Extracted records:
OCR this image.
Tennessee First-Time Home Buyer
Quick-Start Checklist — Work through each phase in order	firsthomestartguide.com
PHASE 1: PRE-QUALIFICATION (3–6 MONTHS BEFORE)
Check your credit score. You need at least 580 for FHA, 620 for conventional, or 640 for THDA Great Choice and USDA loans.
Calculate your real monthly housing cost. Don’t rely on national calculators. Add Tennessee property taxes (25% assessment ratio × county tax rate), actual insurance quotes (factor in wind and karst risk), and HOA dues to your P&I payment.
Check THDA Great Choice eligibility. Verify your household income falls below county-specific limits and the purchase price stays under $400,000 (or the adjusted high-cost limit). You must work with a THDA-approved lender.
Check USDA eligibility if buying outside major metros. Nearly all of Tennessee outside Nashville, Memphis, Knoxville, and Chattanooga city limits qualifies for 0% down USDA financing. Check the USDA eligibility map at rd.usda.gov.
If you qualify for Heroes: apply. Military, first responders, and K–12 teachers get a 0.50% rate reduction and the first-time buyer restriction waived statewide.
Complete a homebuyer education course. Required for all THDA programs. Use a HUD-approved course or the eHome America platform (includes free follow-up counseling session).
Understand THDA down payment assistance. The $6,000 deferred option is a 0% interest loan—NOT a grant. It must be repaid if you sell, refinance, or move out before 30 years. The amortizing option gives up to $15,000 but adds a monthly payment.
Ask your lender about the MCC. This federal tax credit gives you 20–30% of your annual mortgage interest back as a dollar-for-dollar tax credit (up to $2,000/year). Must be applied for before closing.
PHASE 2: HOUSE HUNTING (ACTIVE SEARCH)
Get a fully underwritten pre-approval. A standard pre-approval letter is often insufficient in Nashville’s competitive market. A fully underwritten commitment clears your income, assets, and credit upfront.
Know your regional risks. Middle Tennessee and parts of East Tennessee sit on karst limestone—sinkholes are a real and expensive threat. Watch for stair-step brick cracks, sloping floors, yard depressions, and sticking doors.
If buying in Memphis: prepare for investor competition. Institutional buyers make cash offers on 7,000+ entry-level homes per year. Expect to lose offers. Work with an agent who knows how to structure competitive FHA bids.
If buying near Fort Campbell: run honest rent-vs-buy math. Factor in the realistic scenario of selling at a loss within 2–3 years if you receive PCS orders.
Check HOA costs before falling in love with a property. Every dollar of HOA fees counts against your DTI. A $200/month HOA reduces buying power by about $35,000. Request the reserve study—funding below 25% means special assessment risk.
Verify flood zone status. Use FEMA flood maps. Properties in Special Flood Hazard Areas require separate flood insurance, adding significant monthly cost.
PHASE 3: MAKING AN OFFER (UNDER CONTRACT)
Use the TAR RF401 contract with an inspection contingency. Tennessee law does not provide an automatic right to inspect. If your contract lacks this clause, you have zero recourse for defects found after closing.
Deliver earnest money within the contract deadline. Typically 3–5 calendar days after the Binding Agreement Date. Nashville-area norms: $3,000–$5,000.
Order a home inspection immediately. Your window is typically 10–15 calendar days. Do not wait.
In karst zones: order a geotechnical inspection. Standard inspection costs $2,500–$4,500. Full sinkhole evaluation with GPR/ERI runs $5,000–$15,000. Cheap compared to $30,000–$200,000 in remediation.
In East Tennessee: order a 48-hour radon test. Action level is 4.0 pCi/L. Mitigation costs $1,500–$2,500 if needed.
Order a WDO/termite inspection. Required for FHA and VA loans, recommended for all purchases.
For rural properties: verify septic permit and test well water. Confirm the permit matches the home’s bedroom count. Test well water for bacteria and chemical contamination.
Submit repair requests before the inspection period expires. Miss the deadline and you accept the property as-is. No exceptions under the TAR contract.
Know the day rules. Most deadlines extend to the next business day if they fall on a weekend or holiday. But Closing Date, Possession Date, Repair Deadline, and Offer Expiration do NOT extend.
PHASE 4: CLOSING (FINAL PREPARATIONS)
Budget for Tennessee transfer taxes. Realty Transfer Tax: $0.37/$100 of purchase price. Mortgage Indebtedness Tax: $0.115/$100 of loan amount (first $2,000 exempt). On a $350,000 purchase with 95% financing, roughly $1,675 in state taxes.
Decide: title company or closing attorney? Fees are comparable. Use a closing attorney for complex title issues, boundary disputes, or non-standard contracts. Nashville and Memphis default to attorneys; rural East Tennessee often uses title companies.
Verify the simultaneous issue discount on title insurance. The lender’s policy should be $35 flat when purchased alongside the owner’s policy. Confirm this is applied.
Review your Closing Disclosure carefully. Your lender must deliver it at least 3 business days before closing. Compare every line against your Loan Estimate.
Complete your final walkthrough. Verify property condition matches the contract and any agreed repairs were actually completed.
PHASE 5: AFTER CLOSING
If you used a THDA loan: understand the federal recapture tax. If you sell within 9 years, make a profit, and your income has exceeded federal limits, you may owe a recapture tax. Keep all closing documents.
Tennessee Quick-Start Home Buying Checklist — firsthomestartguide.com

- Aim of the task:
All entries must come back exactly as they were written.

- Solution to the problem:
OCR this image.
Tennessee First-Time Home Buyer
Quick-Start Checklist — Work through each phase in order	firsthomestartguide.com
PHASE 1: PRE-QUALIFICATION (3–6 MONTHS BEFORE)
Check your credit score. You need at least 580 for FHA, 620 for conventional, or 640 for THDA Great Choice and USDA loans.
Calculate your real monthly housing cost. Don’t rely on national calculators. Add Tennessee property taxes (25% assessment ratio × county tax rate), actual insurance quotes (factor in wind and karst risk), and HOA dues to your P&I payment.
Check THDA Great Choice eligibility. Verify your household income falls below county-specific limits and the purchase price stays under $400,000 (or the adjusted high-cost limit). You must work with a THDA-approved lender.
Check USDA eligibility if buying outside major metros. Nearly all of Tennessee outside Nashville, Memphis, Knoxville, and Chattanooga city limits qualifies for 0% down USDA financing. Check the USDA eligibility map at rd.usda.gov.
If you qualify for Heroes: apply. Military, first responders, and K–12 teachers get a 0.50% rate reduction and the first-time buyer restriction waived statewide.
Complete a homebuyer education course. Required for all THDA programs. Use a HUD-approved course or the eHome America platform (includes free follow-up counseling session).
Understand THDA down payment assistance. The $6,000 deferred option is a 0% interest loan—NOT a grant. It must be repaid if you sell, refinance, or move out before 30 years. The amortizing option gives up to $15,000 but adds a monthly payment.
Ask your lender about the MCC. This federal tax credit gives you 20–30% of your annual mortgage interest back as a dollar-for-dollar tax credit (up to $2,000/year). Must be applied for before closing.
PHASE 2: HOUSE HUNTING (ACTIVE SEARCH)
Get a fully underwritten pre-approval. A standard pre-approval letter is often insufficient in Nashville’s competitive market. A fully underwritten commitment clears your income, assets, and credit upfront.
Know your regional risks. Middle Tennessee and parts of East Tennessee sit on karst limestone—sinkholes are a real and expensive threat. Watch for stair-step brick cracks, sloping floors, yard depressions, and sticking doors.
If buying in Memphis: prepare for investor competition. Institutional buyers make cash offers on 7,000+ entry-level homes per year. Expect to lose offers. Work with an agent who knows how to structure competitive FHA bids.
If buying near Fort Campbell: run honest rent-vs-buy math. Factor in the realistic scenario of selling at a loss within 2–3 years if you receive PCS orders.
Check HOA costs before falling in love with a property. Every dollar of HOA fees counts against your DTI. A $200/month HOA reduces buying power by about $35,000. Request the reserve study—funding below 25% means special assessment risk.
Verify flood zone status. Use FEMA flood maps. Properties in Special Flood Hazard Areas require separate flood insurance, adding significant monthly cost.
PHASE 3: MAKING AN OFFER (UNDER CONTRACT)
Use the TAR RF401 contract with an inspection contingency. Tennessee law does not provide an automatic right to inspect. If your contract lacks this clause, you have zero recourse for defects found after closing.
Deliver earnest money within the contract deadline. Typically 3–5 calendar days after the Binding Agreement Date. Nashville-area norms: $3,000–$5,000.
Order a home inspection immediately. Your window is typically 10–15 calendar days. Do not wait.
In karst zones: order a geotechnical inspection. Standard inspection costs $2,500–$4,500. Full sinkhole evaluation with GPR/ERI runs $5,000–$15,000. Cheap compared to $30,000–$200,000 in remediation.
In East Tennessee: order a 48-hour radon test. Action level is 4.0 pCi/L. Mitigation costs $1,500–$2,500 if needed.
Order a WDO/termite inspection. Required for FHA and VA loans, recommended for all purchases.
For rural properties: verify septic permit and test well water. Confirm the permit matches the home’s bedroom count. Test well water for bacteria and chemical contamination.
Submit repair requests before the inspection period expires. Miss the deadline and you accept the property as-is. No exceptions under the TAR contract.
Know the day rules. Most deadlines extend to the next business day if they fall on a weekend or holiday. But Closing Date, Possession Date, Repair Deadline, and Offer Expiration do NOT extend.
PHASE 4: CLOSING (FINAL PREPARATIONS)
Budget for Tennessee transfer taxes. Realty Transfer Tax: $0.37/$100 of purchase price. Mortgage Indebtedness Tax: $0.115/$100 of loan amount (first $2,000 exempt). On a $350,000 purchase with 95% financing, roughly $1,675 in state taxes.
Decide: title company or closing attorney? Fees are comparable. Use a closing attorney for complex title issues, boundary disputes, or non-standard contracts. Nashville and Memphis default to attorneys; rural East Tennessee often uses title companies.
Verify the simultaneous issue discount on title insurance. The lender’s policy should be $35 flat when purchased alongside the owner’s policy. Confirm this is applied.
Review your Closing Disclosure carefully. Your lender must deliver it at least 3 business days before closing. Compare every line against your Loan Estimate.
Complete your final walkthrough. Verify property condition matches the contract and any agreed repairs were actually completed.
PHASE 5: AFTER CLOSING
If you used a THDA loan: understand the federal recapture tax. If you sell within 9 years, make a profit, and your income has exceeded federal limits, you may owe a recapture tax. Keep all closing documents.
Tennessee Quick-Start Home Buying Checklist — firsthomestartguide.com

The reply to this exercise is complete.